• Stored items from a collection

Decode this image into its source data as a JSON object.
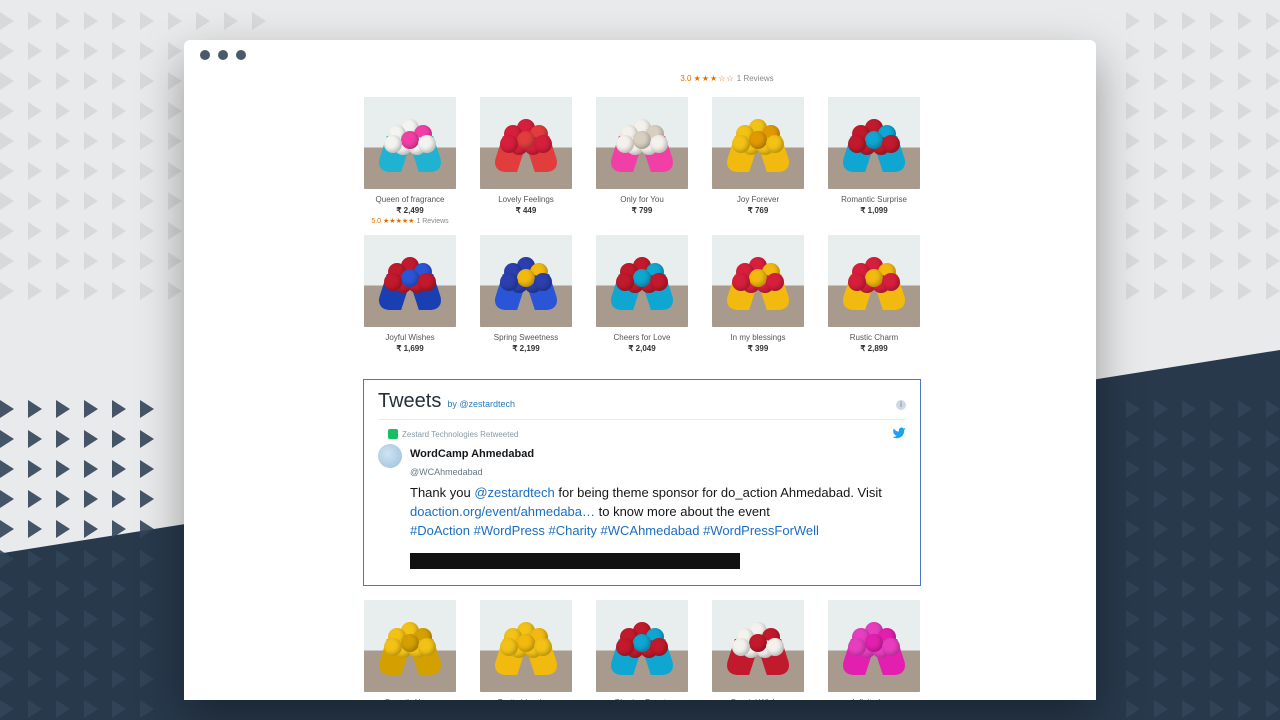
{
  "top_rating": {
    "score": "3.0",
    "stars": "★★★☆☆",
    "count_text": "1 Reviews"
  },
  "rows": [
    {
      "products": [
        {
          "name": "Queen of fragrance",
          "price": "₹ 2,499",
          "rating": {
            "score": "5.0",
            "stars": "★★★★★",
            "count_text": "1 Reviews"
          },
          "palette": {
            "wrap": "#1fb3d1",
            "flower": "#f3f3f0",
            "accent": "#f23fa5"
          }
        },
        {
          "name": "Lovely Feelings",
          "price": "₹ 449",
          "palette": {
            "wrap": "#e13d3d",
            "flower": "#d61f3c",
            "accent": "#e13d3d"
          }
        },
        {
          "name": "Only for You",
          "price": "₹ 799",
          "palette": {
            "wrap": "#f23fa5",
            "flower": "#f4f1ec",
            "accent": "#d8cfc2"
          }
        },
        {
          "name": "Joy Forever",
          "price": "₹ 769",
          "palette": {
            "wrap": "#f2b90f",
            "flower": "#f3c216",
            "accent": "#e09900"
          }
        },
        {
          "name": "Romantic Surprise",
          "price": "₹ 1,099",
          "palette": {
            "wrap": "#0fa6d1",
            "flower": "#c11a2c",
            "accent": "#0fa6d1"
          }
        }
      ]
    },
    {
      "products": [
        {
          "name": "Joyful Wishes",
          "price": "₹ 1,699",
          "palette": {
            "wrap": "#1a3fb3",
            "flower": "#c11a2c",
            "accent": "#2a55d6"
          }
        },
        {
          "name": "Spring Sweetness",
          "price": "₹ 2,199",
          "palette": {
            "wrap": "#2a55d6",
            "flower": "#2b3fae",
            "accent": "#f2b90f"
          }
        },
        {
          "name": "Cheers for Love",
          "price": "₹ 2,049",
          "palette": {
            "wrap": "#0fa6d1",
            "flower": "#c11a2c",
            "accent": "#0fa6d1"
          }
        },
        {
          "name": "In my blessings",
          "price": "₹ 399",
          "palette": {
            "wrap": "#f2b90f",
            "flower": "#d61f3c",
            "accent": "#f2b90f"
          }
        },
        {
          "name": "Rustic Charm",
          "price": "₹ 2,899",
          "palette": {
            "wrap": "#f2b90f",
            "flower": "#d61f3c",
            "accent": "#f2b90f"
          }
        }
      ]
    },
    {
      "products": [
        {
          "name": "Sweetly Yours",
          "price": "",
          "palette": {
            "wrap": "#d4a000",
            "flower": "#f3c216",
            "accent": "#d4a000"
          }
        },
        {
          "name": "Pretty blessings",
          "price": "",
          "palette": {
            "wrap": "#f2b90f",
            "flower": "#f3c216",
            "accent": "#f2b90f"
          }
        },
        {
          "name": "Glowing Beauty",
          "price": "",
          "palette": {
            "wrap": "#0fa6d1",
            "flower": "#c11a2c",
            "accent": "#0fa6d1"
          }
        },
        {
          "name": "Special Wishes",
          "price": "",
          "palette": {
            "wrap": "#c11a2c",
            "flower": "#f3f2ee",
            "accent": "#c11a2c"
          }
        },
        {
          "name": "Infinite Love",
          "price": "",
          "palette": {
            "wrap": "#e21fae",
            "flower": "#e73ec0",
            "accent": "#e21fae"
          }
        }
      ]
    }
  ],
  "tweets": {
    "title": "Tweets",
    "byline": "by @zestardtech",
    "retweet_label": "Zestard Technologies Retweeted",
    "tweet": {
      "name": "WordCamp Ahmedabad",
      "handle": "@WCAhmedabad",
      "text_prefix": "Thank you ",
      "mention": "@zestardtech",
      "text_mid": " for being theme sponsor for do_action Ahmedabad. Visit ",
      "link": "doaction.org/event/ahmedaba…",
      "text_after": " to know more about the event",
      "hashtags": "#DoAction #WordPress #Charity #WCAhmedabad #WordPressForWell"
    }
  }
}
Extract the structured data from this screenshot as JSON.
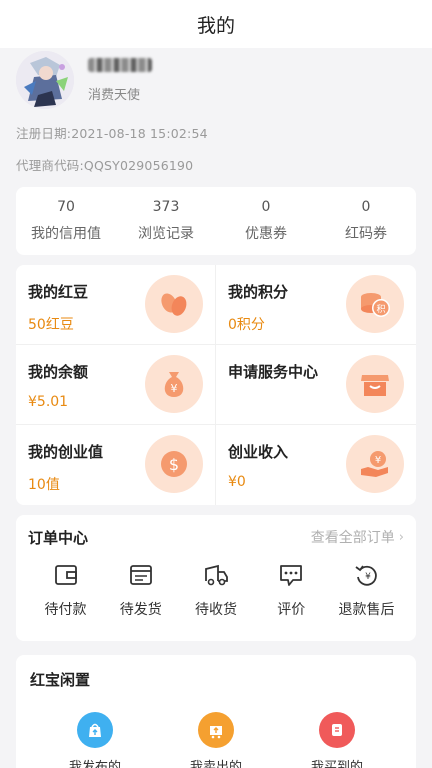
{
  "header": {
    "title": "我的"
  },
  "profile": {
    "role": "消费天使",
    "register_date": "注册日期:2021-08-18 15:02:54",
    "agent_code": "代理商代码:QQSY029056190"
  },
  "stats": [
    {
      "value": "70",
      "label": "我的信用值"
    },
    {
      "value": "373",
      "label": "浏览记录"
    },
    {
      "value": "0",
      "label": "优惠券"
    },
    {
      "value": "0",
      "label": "红码券"
    }
  ],
  "assets": [
    {
      "title": "我的红豆",
      "value": "50红豆",
      "icon": "beans-icon"
    },
    {
      "title": "我的积分",
      "value": "0积分",
      "icon": "points-coins-icon"
    },
    {
      "title": "我的余额",
      "value": "¥5.01",
      "icon": "money-bag-icon"
    },
    {
      "title": "申请服务中心",
      "value": "",
      "icon": "store-icon"
    },
    {
      "title": "我的创业值",
      "value": "10值",
      "icon": "dollar-coin-icon"
    },
    {
      "title": "创业收入",
      "value": "¥0",
      "icon": "income-hand-icon"
    }
  ],
  "orders": {
    "title": "订单中心",
    "view_all": "查看全部订单",
    "items": [
      {
        "label": "待付款",
        "icon": "wallet-icon"
      },
      {
        "label": "待发货",
        "icon": "package-icon"
      },
      {
        "label": "待收货",
        "icon": "truck-icon"
      },
      {
        "label": "评价",
        "icon": "comment-icon"
      },
      {
        "label": "退款售后",
        "icon": "refund-icon"
      }
    ]
  },
  "secondhand": {
    "title": "红宝闲置",
    "items": [
      {
        "label": "我发布的",
        "icon": "publish-bag-icon",
        "color": "#3fb0f0"
      },
      {
        "label": "我卖出的",
        "icon": "sold-cart-icon",
        "color": "#f5a030"
      },
      {
        "label": "我买到的",
        "icon": "bought-icon",
        "color": "#f05a5a"
      }
    ]
  },
  "colors": {
    "accent": "#e88a12",
    "icon_bg": "#fde2d2",
    "icon_fg": "#f59a6e"
  }
}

• Direction
In your copy of the listing above, reproduce each line exactly and omit all pictures.

• Full solution
Decode this image into its source data as a JSON object.
{
  "top_rating": {
    "score": "3.0",
    "stars": "★★★☆☆",
    "count_text": "1 Reviews"
  },
  "rows": [
    {
      "products": [
        {
          "name": "Queen of fragrance",
          "price": "₹ 2,499",
          "rating": {
            "score": "5.0",
            "stars": "★★★★★",
            "count_text": "1 Reviews"
          },
          "palette": {
            "wrap": "#1fb3d1",
            "flower": "#f3f3f0",
            "accent": "#f23fa5"
          }
        },
        {
          "name": "Lovely Feelings",
          "price": "₹ 449",
          "palette": {
            "wrap": "#e13d3d",
            "flower": "#d61f3c",
            "accent": "#e13d3d"
          }
        },
        {
          "name": "Only for You",
          "price": "₹ 799",
          "palette": {
            "wrap": "#f23fa5",
            "flower": "#f4f1ec",
            "accent": "#d8cfc2"
          }
        },
        {
          "name": "Joy Forever",
          "price": "₹ 769",
          "palette": {
            "wrap": "#f2b90f",
            "flower": "#f3c216",
            "accent": "#e09900"
          }
        },
        {
          "name": "Romantic Surprise",
          "price": "₹ 1,099",
          "palette": {
            "wrap": "#0fa6d1",
            "flower": "#c11a2c",
            "accent": "#0fa6d1"
          }
        }
      ]
    },
    {
      "products": [
        {
          "name": "Joyful Wishes",
          "price": "₹ 1,699",
          "palette": {
            "wrap": "#1a3fb3",
            "flower": "#c11a2c",
            "accent": "#2a55d6"
          }
        },
        {
          "name": "Spring Sweetness",
          "price": "₹ 2,199",
          "palette": {
            "wrap": "#2a55d6",
            "flower": "#2b3fae",
            "accent": "#f2b90f"
          }
        },
        {
          "name": "Cheers for Love",
          "price": "₹ 2,049",
          "palette": {
            "wrap": "#0fa6d1",
            "flower": "#c11a2c",
            "accent": "#0fa6d1"
          }
        },
        {
          "name": "In my blessings",
          "price": "₹ 399",
          "palette": {
            "wrap": "#f2b90f",
            "flower": "#d61f3c",
            "accent": "#f2b90f"
          }
        },
        {
          "name": "Rustic Charm",
          "price": "₹ 2,899",
          "palette": {
            "wrap": "#f2b90f",
            "flower": "#d61f3c",
            "accent": "#f2b90f"
          }
        }
      ]
    },
    {
      "products": [
        {
          "name": "Sweetly Yours",
          "price": "",
          "palette": {
            "wrap": "#d4a000",
            "flower": "#f3c216",
            "accent": "#d4a000"
          }
        },
        {
          "name": "Pretty blessings",
          "price": "",
          "palette": {
            "wrap": "#f2b90f",
            "flower": "#f3c216",
            "accent": "#f2b90f"
          }
        },
        {
          "name": "Glowing Beauty",
          "price": "",
          "palette": {
            "wrap": "#0fa6d1",
            "flower": "#c11a2c",
            "accent": "#0fa6d1"
          }
        },
        {
          "name": "Special Wishes",
          "price": "",
          "palette": {
            "wrap": "#c11a2c",
            "flower": "#f3f2ee",
            "accent": "#c11a2c"
          }
        },
        {
          "name": "Infinite Love",
          "price": "",
          "palette": {
            "wrap": "#e21fae",
            "flower": "#e73ec0",
            "accent": "#e21fae"
          }
        }
      ]
    }
  ],
  "tweets": {
    "title": "Tweets",
    "byline": "by @zestardtech",
    "retweet_label": "Zestard Technologies Retweeted",
    "tweet": {
      "name": "WordCamp Ahmedabad",
      "handle": "@WCAhmedabad",
      "text_prefix": "Thank you ",
      "mention": "@zestardtech",
      "text_mid": " for being theme sponsor for do_action Ahmedabad. Visit ",
      "link": "doaction.org/event/ahmedaba…",
      "text_after": " to know more about the event",
      "hashtags": "#DoAction #WordPress #Charity #WCAhmedabad #WordPressForWell"
    }
  }
}
Extract the structured data from this screenshot as JSON.
{
  "header": {
    "title": "我的"
  },
  "profile": {
    "role": "消费天使",
    "register_date": "注册日期:2021-08-18 15:02:54",
    "agent_code": "代理商代码:QQSY029056190"
  },
  "stats": [
    {
      "value": "70",
      "label": "我的信用值"
    },
    {
      "value": "373",
      "label": "浏览记录"
    },
    {
      "value": "0",
      "label": "优惠券"
    },
    {
      "value": "0",
      "label": "红码券"
    }
  ],
  "assets": [
    {
      "title": "我的红豆",
      "value": "50红豆",
      "icon": "beans-icon"
    },
    {
      "title": "我的积分",
      "value": "0积分",
      "icon": "points-coins-icon"
    },
    {
      "title": "我的余额",
      "value": "¥5.01",
      "icon": "money-bag-icon"
    },
    {
      "title": "申请服务中心",
      "value": "",
      "icon": "store-icon"
    },
    {
      "title": "我的创业值",
      "value": "10值",
      "icon": "dollar-coin-icon"
    },
    {
      "title": "创业收入",
      "value": "¥0",
      "icon": "income-hand-icon"
    }
  ],
  "orders": {
    "title": "订单中心",
    "view_all": "查看全部订单",
    "items": [
      {
        "label": "待付款",
        "icon": "wallet-icon"
      },
      {
        "label": "待发货",
        "icon": "package-icon"
      },
      {
        "label": "待收货",
        "icon": "truck-icon"
      },
      {
        "label": "评价",
        "icon": "comment-icon"
      },
      {
        "label": "退款售后",
        "icon": "refund-icon"
      }
    ]
  },
  "secondhand": {
    "title": "红宝闲置",
    "items": [
      {
        "label": "我发布的",
        "icon": "publish-bag-icon",
        "color": "#3fb0f0"
      },
      {
        "label": "我卖出的",
        "icon": "sold-cart-icon",
        "color": "#f5a030"
      },
      {
        "label": "我买到的",
        "icon": "bought-icon",
        "color": "#f05a5a"
      }
    ]
  },
  "colors": {
    "accent": "#e88a12",
    "icon_bg": "#fde2d2",
    "icon_fg": "#f59a6e"
  }
}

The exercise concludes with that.